Dataset entries:
##########

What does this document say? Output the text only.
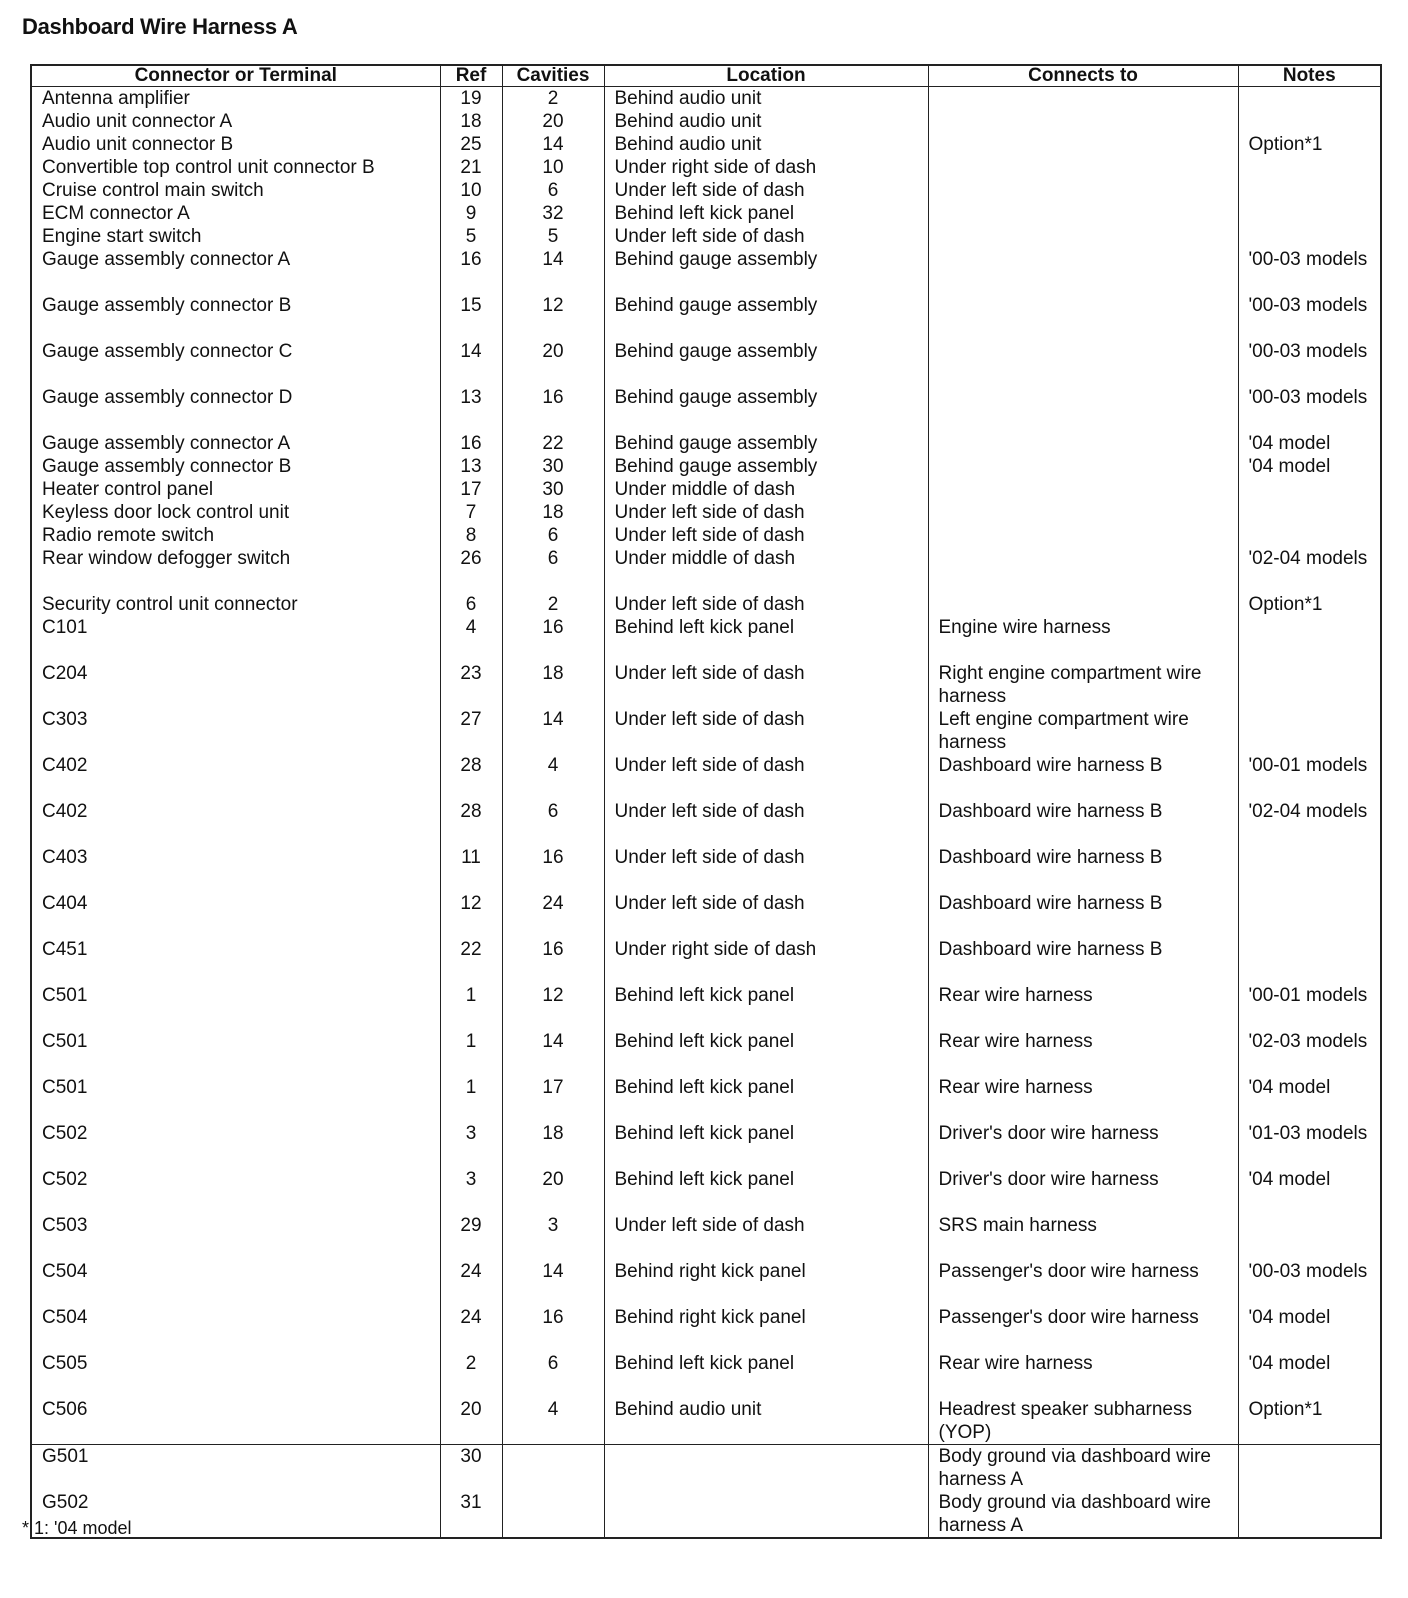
Dashboard Wire Harness A
Connector or Terminal	Ref	Cavities	Location	Connects to	Notes
Antenna amplifier	19	2	Behind audio unit		
Audio unit connector A	18	20	Behind audio unit		
Audio unit connector B	25	14	Behind audio unit		Option*1
Convertible top control unit connector B	21	10	Under right side of dash		
Cruise control main switch	10	6	Under left side of dash		
ECM connector A	9	32	Behind left kick panel		
Engine start switch	5	5	Under left side of dash		
Gauge assembly connector A	16	14	Behind gauge assembly		'00-03 models
Gauge assembly connector B	15	12	Behind gauge assembly		'00-03 models
Gauge assembly connector C	14	20	Behind gauge assembly		'00-03 models
Gauge assembly connector D	13	16	Behind gauge assembly		'00-03 models
Gauge assembly connector A	16	22	Behind gauge assembly		'04 model
Gauge assembly connector B	13	30	Behind gauge assembly		'04 model
Heater control panel	17	30	Under middle of dash		
Keyless door lock control unit	7	18	Under left side of dash		
Radio remote switch	8	6	Under left side of dash		
Rear window defogger switch	26	6	Under middle of dash		'02-04 models
Security control unit connector	6	2	Under left side of dash		Option*1
C101	4	16	Behind left kick panel	Engine wire harness	
C204	23	18	Under left side of dash	Right engine compartment wire harness	
C303	27	14	Under left side of dash	Left engine compartment wire harness	
C402	28	4	Under left side of dash	Dashboard wire harness B	'00-01 models
C402	28	6	Under left side of dash	Dashboard wire harness B	'02-04 models
C403	11	16	Under left side of dash	Dashboard wire harness B	
C404	12	24	Under left side of dash	Dashboard wire harness B	
C451	22	16	Under right side of dash	Dashboard wire harness B	
C501	1	12	Behind left kick panel	Rear wire harness	'00-01 models
C501	1	14	Behind left kick panel	Rear wire harness	'02-03 models
C501	1	17	Behind left kick panel	Rear wire harness	'04 model
C502	3	18	Behind left kick panel	Driver's door wire harness	'01-03 models
C502	3	20	Behind left kick panel	Driver's door wire harness	'04 model
C503	29	3	Under left side of dash	SRS main harness	
C504	24	14	Behind right kick panel	Passenger's door wire harness	'00-03 models
C504	24	16	Behind right kick panel	Passenger's door wire harness	'04 model
C505	2	6	Behind left kick panel	Rear wire harness	'04 model
C506	20	4	Behind audio unit	Headrest speaker subharness (YOP)	Option*1
G501	30			Body ground via dashboard wire harness A	
G502	31			Body ground via dashboard wire harness A	
* 1: '04 model
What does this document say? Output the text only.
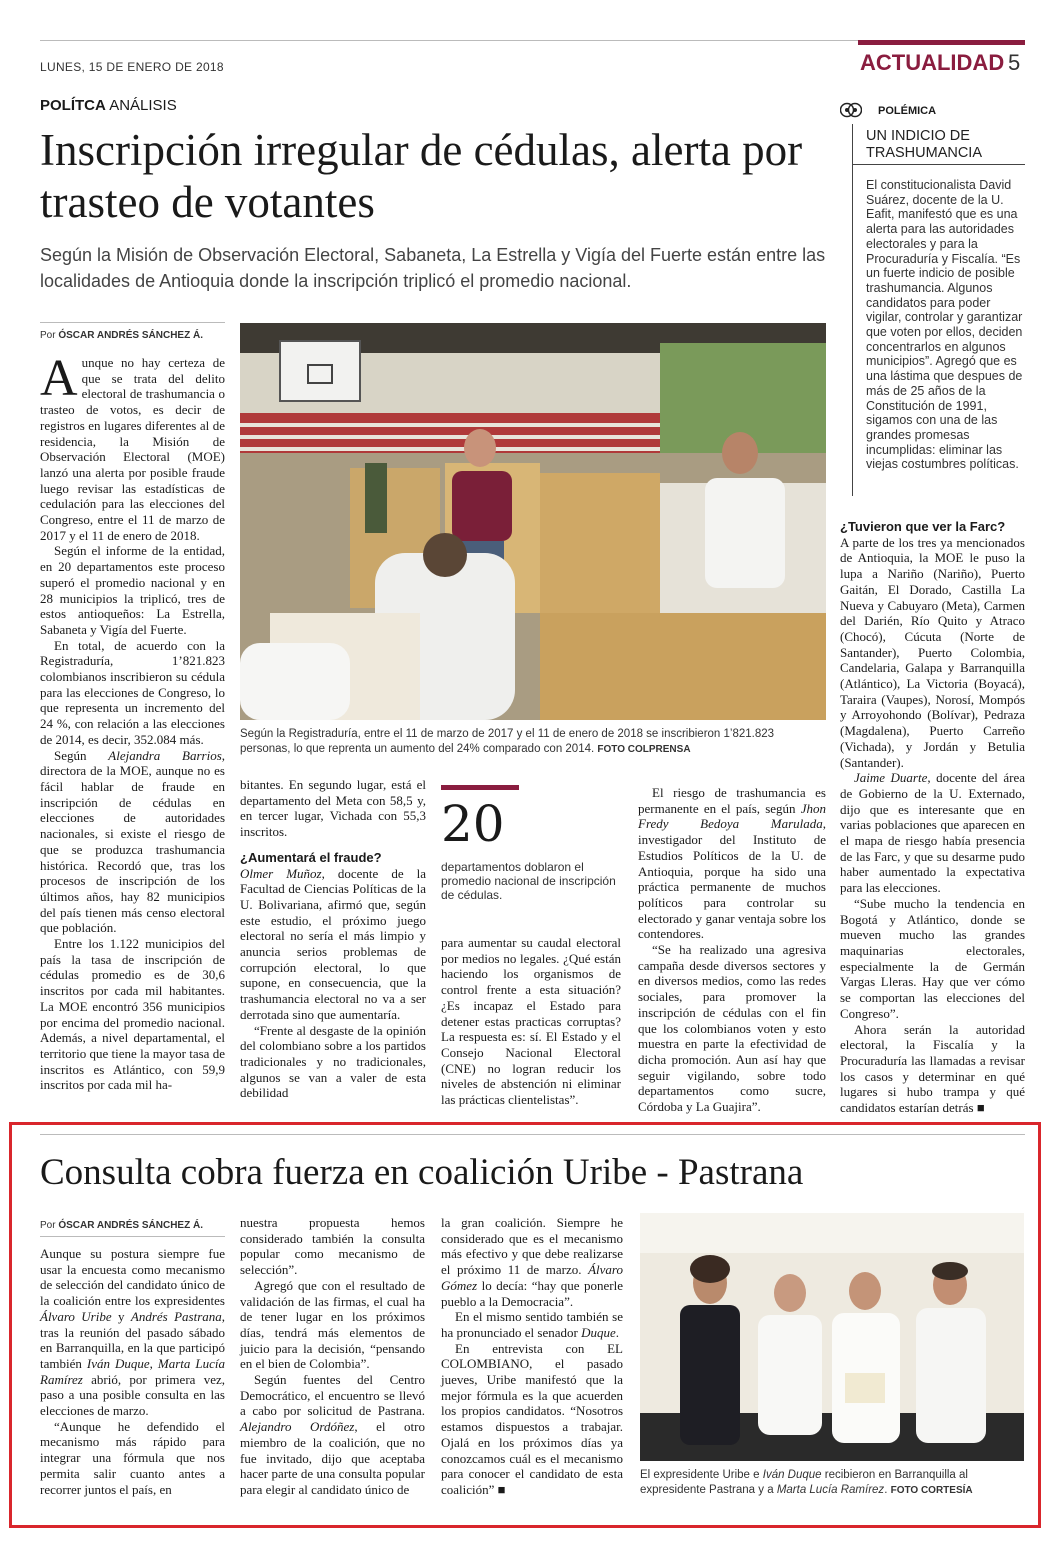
LUNES, 15 DE ENERO DE 2018	ACTUALIDAD 5
POLÍTCA ANÁLISIS
Inscripción irregular de cédulas, alerta por trasteo de votantes
Según la Misión de Observación Electoral, Sabaneta, La Estrella y Vigía del Fuerte están entre las localidades de Antioquia donde la inscripción triplicó el promedio nacional.
Por ÓSCAR ANDRÉS SÁNCHEZ Á.

Aunque no hay certeza de que se trata del delito electoral de trashumancia o trasteo de votos, es decir de registros en lugares diferentes al de residencia, la Misión de Observación Electoral (MOE) lanzó una alerta por posible fraude luego revisar las estadísticas de cedulación para las elecciones del Congreso, entre el 11 de marzo de 2017 y el 11 de enero de 2018.

Según el informe de la entidad, en 20 departamentos este proceso superó el promedio nacional y en 28 municipios la triplicó, tres de estos antioqueños: La Estrella, Sabaneta y Vigía del Fuerte.

En total, de acuerdo con la Registraduría, 1’821.823 colombianos inscribieron su cédula para las elecciones de Congreso, lo que representa un incremento del 24 %, con relación a las elecciones de 2014, es decir, 352.084 más.

Según Alejandra Barrios, directora de la MOE, aunque no es fácil hablar de fraude en inscripción de cédulas en elecciones de autoridades nacionales, si existe el riesgo de que se produzca trashumancia histórica. Recordó que, tras los procesos de inscripción de los últimos años, hay 82 municipios del país tienen más censo electoral que población.

Entre los 1.122 municipios del país la tasa de inscripción de cédulas promedio es de 30,6 inscritos por cada mil habitantes. La MOE encontró 356 municipios por encima del promedio nacional. Además, a nivel departamental, el territorio que tiene la mayor tasa de inscritos es Atlántico, con 59,9 inscritos por cada mil ha-

Según la Registraduría, entre el 11 de marzo de 2017 y el 11 de enero de 2018 se inscribieron 1’821.823 personas, lo que reprenta un aumento del 24% comparado con 2014. FOTO COLPRENSA

bitantes. En segundo lugar, está el departamento del Meta con 58,5 y, en tercer lugar, Vichada con 55,3 inscritos.

¿Aumentará el fraude?

Olmer Muñoz, docente de la Facultad de Ciencias Políticas de la U. Bolivariana, afirmó que, según este estudio, el próximo juego electoral no sería el más limpio y anuncia serios problemas de corrupción electoral, lo que supone, en consecuencia, que la trashumancia electoral no va a ser derrotada sino que aumentaría.

“Frente al desgaste de la opinión del colombiano sobre a los partidos tradicionales y no tradicionales, algunos se van a valer de esta debilidad

20
departamentos doblaron el promedio nacional de inscripción de cédulas.

para aumentar su caudal electoral por medios no legales. ¿Qué están haciendo los organismos de control frente a esta situación? ¿Es incapaz el Estado para detener estas practicas corruptas? La respuesta es: sí. El Estado y el Consejo Nacional Electoral (CNE) no logran reducir los niveles de abstención ni eliminar las prácticas clientelistas”.

El riesgo de trashumancia es permanente en el país, según Jhon Fredy Bedoya Marulada, investigador del Instituto de Estudios Políticos de la U. de Antioquia, porque ha sido una práctica permanente de muchos políticos para controlar su electorado y ganar ventaja sobre los contendores.

“Se ha realizado una agresiva campaña desde diversos sectores y en diversos medios, como las redes sociales, para promover la inscripción de cédulas con el fin que los colombianos voten y esto muestra en parte la efectividad de dicha promoción. Aun así hay que seguir vigilando, sobre todo departamentos como sucre, Córdoba y La Guajira”.

POLÉMICA
UN INDICIO DE TRASHUMANCIA
El constitucionalista David Suárez, docente de la U. Eafit, manifestó que es una alerta para las autoridades electorales y para la Procuraduría y Fiscalía. “Es un fuerte indicio de posible trashumancia. Algunos candidatos para poder vigilar, controlar y garantizar que voten por ellos, deciden concentrarlos en algunos municipios”. Agregó que es una lástima que despues de más de 25 años de la Constitución de 1991, sigamos con una de las grandes promesas incumplidas: eliminar las viejas costumbres políticas.

¿Tuvieron que ver la Farc?

A parte de los tres ya mencionados de Antioquia, la MOE le puso la lupa a Nariño (Nariño), Puerto Gaitán, El Dorado, Castilla La Nueva y Cabuyaro (Meta), Carmen del Darién, Río Quito y Atraco (Chocó), Cúcuta (Norte de Santander), Puerto Colombia, Candelaria, Galapa y Barranquilla (Atlántico), La Victoria (Boyacá), Taraira (Vaupes), Norosí, Mompós y Arroyohondo (Bolívar), Pedraza (Magdalena), Puerto Carreño (Vichada), y Jordán y Betulia (Santander).

Jaime Duarte, docente del área de Gobierno de la U. Externado, dijo que es interesante que en varias poblaciones que aparecen en el mapa de riesgo había presencia de las Farc, y que su desarme pudo haber aumentado la expectativa para las elecciones.

“Sube mucho la tendencia en Bogotá y Atlántico, donde se mueven mucho las grandes maquinarias electorales, especialmente la de Germán Vargas Lleras. Hay que ver cómo se comportan las elecciones del Congreso”.

Ahora serán la autoridad electoral, la Fiscalía y la Procuraduría las llamadas a revisar los casos y determinar en qué lugares si hubo trampa y qué candidatos estarían detrás ■

Consulta cobra fuerza en coalición Uribe - Pastrana
Por ÓSCAR ANDRÉS SÁNCHEZ Á.

Aunque su postura siempre fue usar la encuesta como mecanismo de selección del candidato único de la coalición entre los expresidentes Álvaro Uribe y Andrés Pastrana, tras la reunión del pasado sábado en Barranquilla, en la que participó también Iván Duque, Marta Lucía Ramírez abrió, por primera vez, paso a una posible consulta en las elecciones de marzo.

“Aunque he defendido el mecanismo más rápido para integrar una fórmula que nos permita salir cuanto antes a recorrer juntos el país, en

nuestra propuesta hemos considerado también la consulta popular como mecanismo de selección”.

Agregó que con el resultado de validación de las firmas, el cual ha de tener lugar en los próximos días, tendrá más elementos de juicio para la decisión, “pensando en el bien de Colombia”.

Según fuentes del Centro Democrático, el encuentro se llevó a cabo por solicitud de Pastrana. Alejandro Ordóñez, el otro miembro de la coalición, que no fue invitado, dijo que aceptaba hacer parte de una consulta popular para elegir al candidato único de

la gran coalición. Siempre he considerado que es el mecanismo más efectivo y que debe realizarse el próximo 11 de marzo. Álvaro Gómez lo decía: “hay que ponerle pueblo a la Democracia”.

En el mismo sentido también se ha pronunciado el senador Duque.

En entrevista con EL COLOMBIANO, el pasado jueves, Uribe manifestó que la mejor fórmula es la que acuerden los propios candidatos. “Nosotros estamos dispuestos a trabajar. Ojalá en los próximos días ya conozcamos cuál es el mecanismo para conocer el candidato de esta coalición” ■

El expresidente Uribe e Iván Duque recibieron en Barranquilla al expresidente Pastrana y a Marta Lucía Ramírez. FOTO CORTESÍA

##########

▶ _EXERCISE DIRECTIONS_
Pull out every line of the entries that includes the word "audio".

▶ _FINISHED TASK_
Antenna amplifier	19	2	Behind audio unit		
Audio unit connector A	18	20	Behind audio unit		
Audio unit connector B	25	14	Behind audio unit		Option*1
C506	20	4	Behind audio unit	Headrest speaker subharness (YOP)	Option*1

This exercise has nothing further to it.